_The input_
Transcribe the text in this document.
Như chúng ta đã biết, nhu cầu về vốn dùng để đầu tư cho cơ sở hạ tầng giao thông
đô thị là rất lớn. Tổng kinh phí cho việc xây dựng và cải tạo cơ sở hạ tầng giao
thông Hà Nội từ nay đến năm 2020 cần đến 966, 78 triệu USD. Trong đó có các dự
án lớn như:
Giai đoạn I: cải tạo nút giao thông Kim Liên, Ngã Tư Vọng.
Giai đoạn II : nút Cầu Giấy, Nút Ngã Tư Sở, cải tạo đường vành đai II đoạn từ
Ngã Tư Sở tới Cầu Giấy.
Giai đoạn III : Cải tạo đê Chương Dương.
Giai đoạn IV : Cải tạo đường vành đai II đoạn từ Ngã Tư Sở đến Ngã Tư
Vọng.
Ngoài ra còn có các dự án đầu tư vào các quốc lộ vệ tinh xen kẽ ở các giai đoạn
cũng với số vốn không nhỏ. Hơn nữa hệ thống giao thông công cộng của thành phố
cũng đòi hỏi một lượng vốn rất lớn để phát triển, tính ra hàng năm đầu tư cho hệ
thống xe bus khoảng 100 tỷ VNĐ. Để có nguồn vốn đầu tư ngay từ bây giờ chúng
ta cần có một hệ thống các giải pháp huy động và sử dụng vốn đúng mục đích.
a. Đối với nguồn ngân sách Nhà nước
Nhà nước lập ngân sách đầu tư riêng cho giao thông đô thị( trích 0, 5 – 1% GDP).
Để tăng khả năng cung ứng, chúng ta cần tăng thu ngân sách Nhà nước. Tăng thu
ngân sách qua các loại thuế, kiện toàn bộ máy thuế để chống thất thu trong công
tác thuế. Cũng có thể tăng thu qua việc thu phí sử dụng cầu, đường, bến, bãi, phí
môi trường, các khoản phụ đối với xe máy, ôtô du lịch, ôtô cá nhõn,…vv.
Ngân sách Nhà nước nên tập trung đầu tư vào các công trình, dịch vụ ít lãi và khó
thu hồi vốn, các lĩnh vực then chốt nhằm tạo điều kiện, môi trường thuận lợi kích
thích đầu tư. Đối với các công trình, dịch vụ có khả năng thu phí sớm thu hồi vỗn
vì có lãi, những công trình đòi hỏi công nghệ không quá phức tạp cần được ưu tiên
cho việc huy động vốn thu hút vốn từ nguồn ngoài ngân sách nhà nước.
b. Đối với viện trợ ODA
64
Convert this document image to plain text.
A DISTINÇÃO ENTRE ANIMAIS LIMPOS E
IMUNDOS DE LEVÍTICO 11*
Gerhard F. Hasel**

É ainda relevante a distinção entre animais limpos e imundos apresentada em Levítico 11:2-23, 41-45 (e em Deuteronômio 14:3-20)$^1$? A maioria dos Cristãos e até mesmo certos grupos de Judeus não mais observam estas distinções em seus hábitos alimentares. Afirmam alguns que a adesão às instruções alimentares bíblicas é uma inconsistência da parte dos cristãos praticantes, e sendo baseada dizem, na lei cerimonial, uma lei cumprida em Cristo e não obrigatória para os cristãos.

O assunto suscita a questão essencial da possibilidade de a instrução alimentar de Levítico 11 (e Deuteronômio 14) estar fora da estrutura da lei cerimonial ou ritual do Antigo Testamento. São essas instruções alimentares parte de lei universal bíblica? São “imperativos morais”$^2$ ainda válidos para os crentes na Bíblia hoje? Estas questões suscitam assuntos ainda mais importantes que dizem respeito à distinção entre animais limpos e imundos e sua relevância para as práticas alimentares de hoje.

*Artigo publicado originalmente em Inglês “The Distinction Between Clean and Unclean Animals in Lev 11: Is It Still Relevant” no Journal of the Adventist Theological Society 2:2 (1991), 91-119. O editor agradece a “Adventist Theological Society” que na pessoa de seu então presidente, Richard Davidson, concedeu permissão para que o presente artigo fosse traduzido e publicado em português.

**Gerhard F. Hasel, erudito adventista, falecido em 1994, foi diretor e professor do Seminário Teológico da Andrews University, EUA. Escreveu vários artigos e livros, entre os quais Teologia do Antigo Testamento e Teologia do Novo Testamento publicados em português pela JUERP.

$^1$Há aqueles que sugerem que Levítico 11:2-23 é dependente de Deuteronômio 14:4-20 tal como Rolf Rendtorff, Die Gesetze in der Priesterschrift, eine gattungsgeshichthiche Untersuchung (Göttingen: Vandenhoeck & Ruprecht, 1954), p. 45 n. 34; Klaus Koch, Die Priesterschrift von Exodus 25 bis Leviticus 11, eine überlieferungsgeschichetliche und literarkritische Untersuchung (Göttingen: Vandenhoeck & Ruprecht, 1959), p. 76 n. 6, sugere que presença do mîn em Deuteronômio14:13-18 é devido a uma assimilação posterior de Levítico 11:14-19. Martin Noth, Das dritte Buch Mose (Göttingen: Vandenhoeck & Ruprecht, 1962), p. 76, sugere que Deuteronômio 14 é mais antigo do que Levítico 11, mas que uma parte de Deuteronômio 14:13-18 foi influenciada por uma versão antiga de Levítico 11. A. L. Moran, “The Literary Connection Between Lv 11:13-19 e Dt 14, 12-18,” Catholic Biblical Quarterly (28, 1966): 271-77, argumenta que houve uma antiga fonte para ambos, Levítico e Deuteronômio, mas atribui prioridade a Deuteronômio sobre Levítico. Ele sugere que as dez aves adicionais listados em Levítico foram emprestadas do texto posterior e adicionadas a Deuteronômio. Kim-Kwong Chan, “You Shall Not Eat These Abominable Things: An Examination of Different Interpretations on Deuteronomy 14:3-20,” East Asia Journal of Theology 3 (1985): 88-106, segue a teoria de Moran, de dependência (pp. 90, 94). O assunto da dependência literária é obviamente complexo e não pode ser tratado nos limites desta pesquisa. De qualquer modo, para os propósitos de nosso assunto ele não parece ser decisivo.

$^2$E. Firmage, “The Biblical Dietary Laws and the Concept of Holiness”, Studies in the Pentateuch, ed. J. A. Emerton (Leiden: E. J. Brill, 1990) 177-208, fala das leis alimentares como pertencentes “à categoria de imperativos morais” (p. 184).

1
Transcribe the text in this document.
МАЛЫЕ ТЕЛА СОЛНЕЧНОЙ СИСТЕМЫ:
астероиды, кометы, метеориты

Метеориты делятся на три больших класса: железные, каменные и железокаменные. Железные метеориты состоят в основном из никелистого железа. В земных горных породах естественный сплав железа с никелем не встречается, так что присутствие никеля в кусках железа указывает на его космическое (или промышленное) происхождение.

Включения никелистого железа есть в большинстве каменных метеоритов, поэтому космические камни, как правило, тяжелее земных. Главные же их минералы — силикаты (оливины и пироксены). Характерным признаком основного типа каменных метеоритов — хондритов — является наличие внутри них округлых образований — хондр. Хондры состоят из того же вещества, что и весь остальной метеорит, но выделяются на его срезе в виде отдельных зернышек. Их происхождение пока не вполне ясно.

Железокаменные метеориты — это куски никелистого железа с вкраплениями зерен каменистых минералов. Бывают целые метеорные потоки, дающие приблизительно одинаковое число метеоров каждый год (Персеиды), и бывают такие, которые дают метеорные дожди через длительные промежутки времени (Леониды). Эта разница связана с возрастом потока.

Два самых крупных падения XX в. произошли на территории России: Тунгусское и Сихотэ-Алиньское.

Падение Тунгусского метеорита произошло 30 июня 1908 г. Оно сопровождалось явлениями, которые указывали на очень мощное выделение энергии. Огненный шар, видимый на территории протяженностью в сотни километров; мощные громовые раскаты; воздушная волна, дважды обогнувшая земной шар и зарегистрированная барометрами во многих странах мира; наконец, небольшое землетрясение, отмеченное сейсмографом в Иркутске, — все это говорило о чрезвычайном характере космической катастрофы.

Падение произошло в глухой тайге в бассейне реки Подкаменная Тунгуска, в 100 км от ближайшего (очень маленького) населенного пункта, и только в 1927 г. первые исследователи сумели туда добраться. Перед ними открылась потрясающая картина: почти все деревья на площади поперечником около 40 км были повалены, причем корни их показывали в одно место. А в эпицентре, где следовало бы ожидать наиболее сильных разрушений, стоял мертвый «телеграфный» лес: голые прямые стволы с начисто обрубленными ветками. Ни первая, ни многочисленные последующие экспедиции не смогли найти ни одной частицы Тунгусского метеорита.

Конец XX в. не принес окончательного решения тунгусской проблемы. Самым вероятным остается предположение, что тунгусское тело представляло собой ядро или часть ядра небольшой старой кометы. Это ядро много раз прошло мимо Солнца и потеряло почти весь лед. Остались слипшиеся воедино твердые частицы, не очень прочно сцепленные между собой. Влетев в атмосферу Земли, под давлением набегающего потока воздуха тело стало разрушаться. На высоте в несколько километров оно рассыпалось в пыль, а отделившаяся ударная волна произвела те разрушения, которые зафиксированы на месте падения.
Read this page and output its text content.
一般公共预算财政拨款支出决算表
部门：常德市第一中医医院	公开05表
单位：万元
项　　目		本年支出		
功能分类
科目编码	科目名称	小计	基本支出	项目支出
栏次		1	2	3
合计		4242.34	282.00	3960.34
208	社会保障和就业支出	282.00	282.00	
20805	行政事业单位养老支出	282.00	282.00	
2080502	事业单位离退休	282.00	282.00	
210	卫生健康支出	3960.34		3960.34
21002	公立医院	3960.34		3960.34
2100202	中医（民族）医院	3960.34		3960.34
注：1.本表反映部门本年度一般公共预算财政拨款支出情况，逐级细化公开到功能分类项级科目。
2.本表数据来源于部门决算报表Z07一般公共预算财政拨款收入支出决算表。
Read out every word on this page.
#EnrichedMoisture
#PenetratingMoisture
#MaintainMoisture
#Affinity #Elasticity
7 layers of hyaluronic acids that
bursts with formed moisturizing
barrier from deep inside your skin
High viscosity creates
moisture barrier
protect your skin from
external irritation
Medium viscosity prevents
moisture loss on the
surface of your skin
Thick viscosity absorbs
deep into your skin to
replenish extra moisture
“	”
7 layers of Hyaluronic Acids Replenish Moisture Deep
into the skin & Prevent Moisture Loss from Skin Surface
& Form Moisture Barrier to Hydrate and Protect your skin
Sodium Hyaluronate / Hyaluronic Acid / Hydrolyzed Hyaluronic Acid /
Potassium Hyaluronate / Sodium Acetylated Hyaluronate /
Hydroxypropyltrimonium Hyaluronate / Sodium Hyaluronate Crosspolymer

_Required task_
Every line of the listing that holds "sách" is to be counted; give only the resulting number.

_Written response_
6